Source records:
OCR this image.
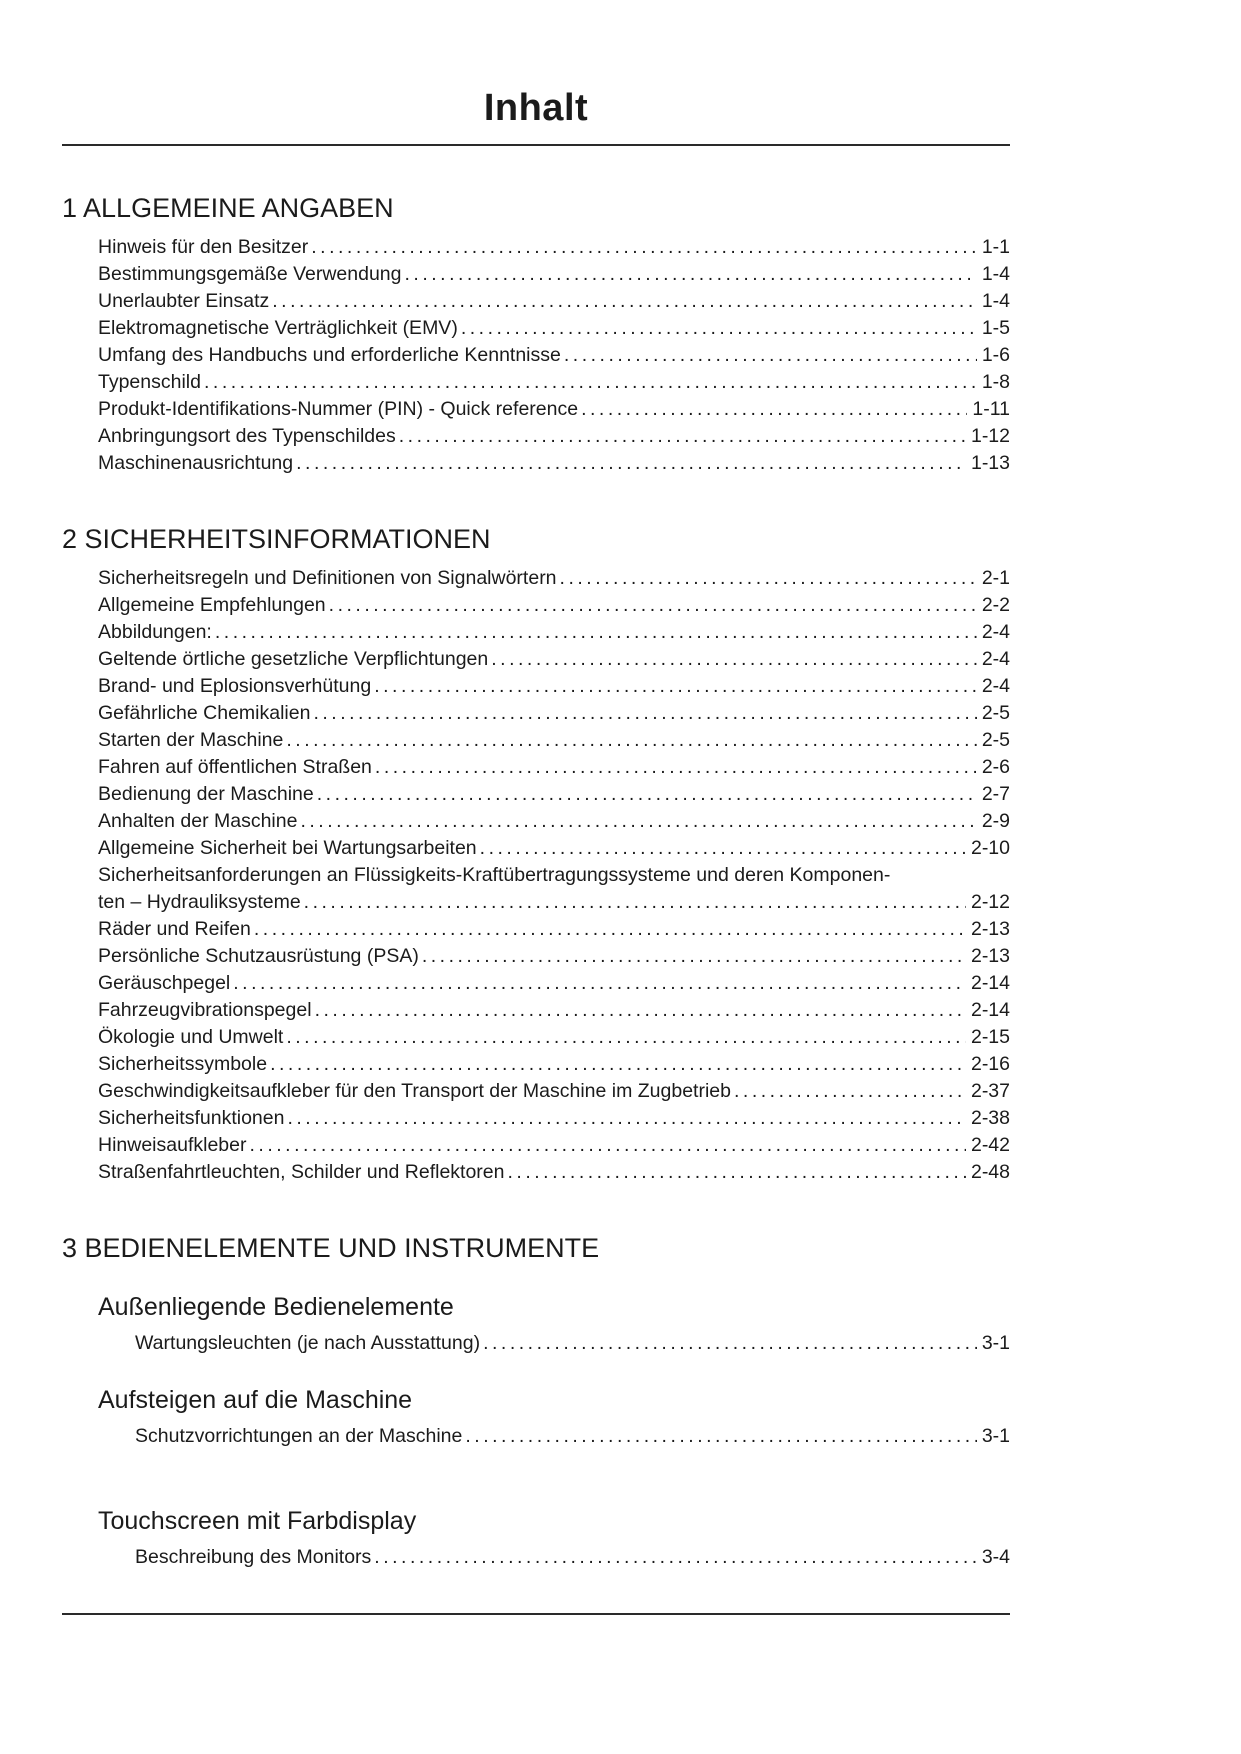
Inhalt
1 ALLGEMEINE ANGABEN
Hinweis für den Besitzer .....	1-1
Bestimmungsgemäße Verwendung .....	1-4
Unerlaubter Einsatz .....	1-4
Elektromagnetische Verträglichkeit (EMV) .....	1-5
Umfang des Handbuchs und erforderliche Kenntnisse .....	1-6
Typenschild .....	1-8
Produkt-Identifikations-Nummer (PIN) - Quick reference .....	1-11
Anbringungsort des Typenschildes .....	1-12
Maschinenausrichtung .....	1-13
2 SICHERHEITSINFORMATIONEN
Sicherheitsregeln und Definitionen von Signalwörtern .....	2-1
Allgemeine Empfehlungen .....	2-2
Abbildungen: .....	2-4
Geltende örtliche gesetzliche Verpflichtungen .....	2-4
Brand- und Eplosionsverhütung .....	2-4
Gefährliche Chemikalien .....	2-5
Starten der Maschine .....	2-5
Fahren auf öffentlichen Straßen .....	2-6
Bedienung der Maschine .....	2-7
Anhalten der Maschine .....	2-9
Allgemeine Sicherheit bei Wartungsarbeiten .....	2-10
Sicherheitsanforderungen an Flüssigkeits-Kraftübertragungssysteme und deren Komponen-
ten – Hydrauliksysteme .....	2-12
Räder und Reifen .....	2-13
Persönliche Schutzausrüstung (PSA) .....	2-13
Geräuschpegel .....	2-14
Fahrzeugvibrationspegel .....	2-14
Ökologie und Umwelt .....	2-15
Sicherheitssymbole .....	2-16
Geschwindigkeitsaufkleber für den Transport der Maschine im Zugbetrieb .....	2-37
Sicherheitsfunktionen .....	2-38
Hinweisaufkleber .....	2-42
Straßenfahrtleuchten, Schilder und Reflektoren .....	2-48
3 BEDIENELEMENTE UND INSTRUMENTE
Außenliegende Bedienelemente
Wartungsleuchten (je nach Ausstattung) .....	3-1
Aufsteigen auf die Maschine
Schutzvorrichtungen an der Maschine .....	3-1
Touchscreen mit Farbdisplay
Beschreibung des Monitors .....	3-4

Job: Extract the entries in full, exactly as they are, minus the pictures.

Finished task:
OCR this image.
Inhalt
1 ALLGEMEINE ANGABEN
Hinweis für den Besitzer .....	1-1
Bestimmungsgemäße Verwendung .....	1-4
Unerlaubter Einsatz .....	1-4
Elektromagnetische Verträglichkeit (EMV) .....	1-5
Umfang des Handbuchs und erforderliche Kenntnisse .....	1-6
Typenschild .....	1-8
Produkt-Identifikations-Nummer (PIN) - Quick reference .....	1-11
Anbringungsort des Typenschildes .....	1-12
Maschinenausrichtung .....	1-13
2 SICHERHEITSINFORMATIONEN
Sicherheitsregeln und Definitionen von Signalwörtern .....	2-1
Allgemeine Empfehlungen .....	2-2
Abbildungen: .....	2-4
Geltende örtliche gesetzliche Verpflichtungen .....	2-4
Brand- und Eplosionsverhütung .....	2-4
Gefährliche Chemikalien .....	2-5
Starten der Maschine .....	2-5
Fahren auf öffentlichen Straßen .....	2-6
Bedienung der Maschine .....	2-7
Anhalten der Maschine .....	2-9
Allgemeine Sicherheit bei Wartungsarbeiten .....	2-10
Sicherheitsanforderungen an Flüssigkeits-Kraftübertragungssysteme und deren Komponen-
ten – Hydrauliksysteme .....	2-12
Räder und Reifen .....	2-13
Persönliche Schutzausrüstung (PSA) .....	2-13
Geräuschpegel .....	2-14
Fahrzeugvibrationspegel .....	2-14
Ökologie und Umwelt .....	2-15
Sicherheitssymbole .....	2-16
Geschwindigkeitsaufkleber für den Transport der Maschine im Zugbetrieb .....	2-37
Sicherheitsfunktionen .....	2-38
Hinweisaufkleber .....	2-42
Straßenfahrtleuchten, Schilder und Reflektoren .....	2-48
3 BEDIENELEMENTE UND INSTRUMENTE
Außenliegende Bedienelemente
Wartungsleuchten (je nach Ausstattung) .....	3-1
Aufsteigen auf die Maschine
Schutzvorrichtungen an der Maschine .....	3-1
Touchscreen mit Farbdisplay
Beschreibung des Monitors .....	3-4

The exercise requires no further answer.